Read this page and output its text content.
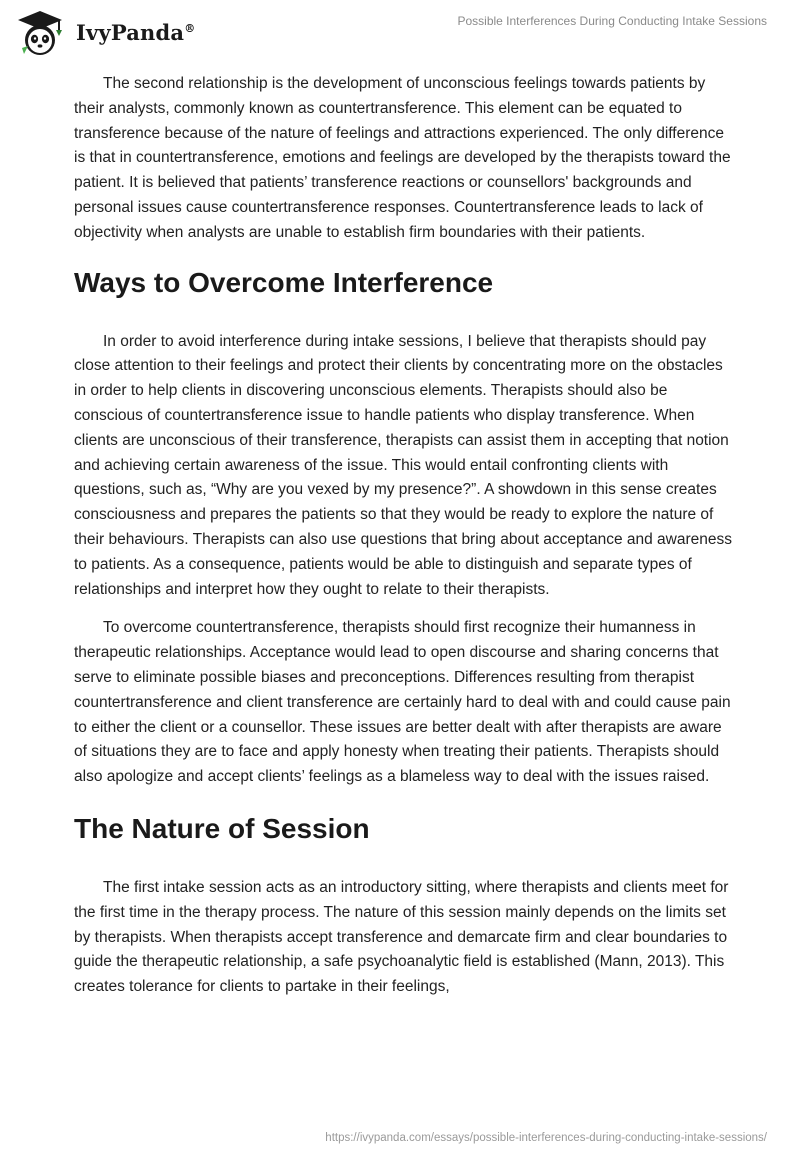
IvyPanda®
Possible Interferences During Conducting Intake Sessions

The second relationship is the development of unconscious feelings towards patients by their analysts, commonly known as countertransference. This element can be equated to transference because of the nature of feelings and attractions experienced. The only difference is that in countertransference, emotions and feelings are developed by the therapists toward the patient. It is believed that patients’ transference reactions or counsellors' backgrounds and personal issues cause countertransference responses. Countertransference leads to lack of objectivity when analysts are unable to establish firm boundaries with their patients.

Ways to Overcome Interference

In order to avoid interference during intake sessions, I believe that therapists should pay close attention to their feelings and protect their clients by concentrating more on the obstacles in order to help clients in discovering unconscious elements. Therapists should also be conscious of countertransference issue to handle patients who display transference. When clients are unconscious of their transference, therapists can assist them in accepting that notion and achieving certain awareness of the issue. This would entail confronting clients with questions, such as, “Why are you vexed by my presence?”. A showdown in this sense creates consciousness and prepares the patients so that they would be ready to explore the nature of their behaviours. Therapists can also use questions that bring about acceptance and awareness to patients. As a consequence, patients would be able to distinguish and separate types of relationships and interpret how they ought to relate to their therapists.

To overcome countertransference, therapists should first recognize their humanness in therapeutic relationships. Acceptance would lead to open discourse and sharing concerns that serve to eliminate possible biases and preconceptions. Differences resulting from therapist countertransference and client transference are certainly hard to deal with and could cause pain to either the client or a counsellor. These issues are better dealt with after therapists are aware of situations they are to face and apply honesty when treating their patients. Therapists should also apologize and accept clients’ feelings as a blameless way to deal with the issues raised.

The Nature of Session

The first intake session acts as an introductory sitting, where therapists and clients meet for the first time in the therapy process. The nature of this session mainly depends on the limits set by therapists. When therapists accept transference and demarcate firm and clear boundaries to guide the therapeutic relationship, a safe psychoanalytic field is established (Mann, 2013). This creates tolerance for clients to partake in their feelings,

https://ivypanda.com/essays/possible-interferences-during-conducting-intake-sessions/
# # # # # # #
* **What needs to be done**
Reproduce the entries above exactly, without images.

* **Output of the task**
Read this page and output its text content.
IvyPanda®
Possible Interferences During Conducting Intake Sessions

The second relationship is the development of unconscious feelings towards patients by their analysts, commonly known as countertransference. This element can be equated to transference because of the nature of feelings and attractions experienced. The only difference is that in countertransference, emotions and feelings are developed by the therapists toward the patient. It is believed that patients’ transference reactions or counsellors' backgrounds and personal issues cause countertransference responses. Countertransference leads to lack of objectivity when analysts are unable to establish firm boundaries with their patients.

Ways to Overcome Interference

In order to avoid interference during intake sessions, I believe that therapists should pay close attention to their feelings and protect their clients by concentrating more on the obstacles in order to help clients in discovering unconscious elements. Therapists should also be conscious of countertransference issue to handle patients who display transference. When clients are unconscious of their transference, therapists can assist them in accepting that notion and achieving certain awareness of the issue. This would entail confronting clients with questions, such as, “Why are you vexed by my presence?”. A showdown in this sense creates consciousness and prepares the patients so that they would be ready to explore the nature of their behaviours. Therapists can also use questions that bring about acceptance and awareness to patients. As a consequence, patients would be able to distinguish and separate types of relationships and interpret how they ought to relate to their therapists.

To overcome countertransference, therapists should first recognize their humanness in therapeutic relationships. Acceptance would lead to open discourse and sharing concerns that serve to eliminate possible biases and preconceptions. Differences resulting from therapist countertransference and client transference are certainly hard to deal with and could cause pain to either the client or a counsellor. These issues are better dealt with after therapists are aware of situations they are to face and apply honesty when treating their patients. Therapists should also apologize and accept clients’ feelings as a blameless way to deal with the issues raised.

The Nature of Session

The first intake session acts as an introductory sitting, where therapists and clients meet for the first time in the therapy process. The nature of this session mainly depends on the limits set by therapists. When therapists accept transference and demarcate firm and clear boundaries to guide the therapeutic relationship, a safe psychoanalytic field is established (Mann, 2013). This creates tolerance for clients to partake in their feelings,

https://ivypanda.com/essays/possible-interferences-during-conducting-intake-sessions/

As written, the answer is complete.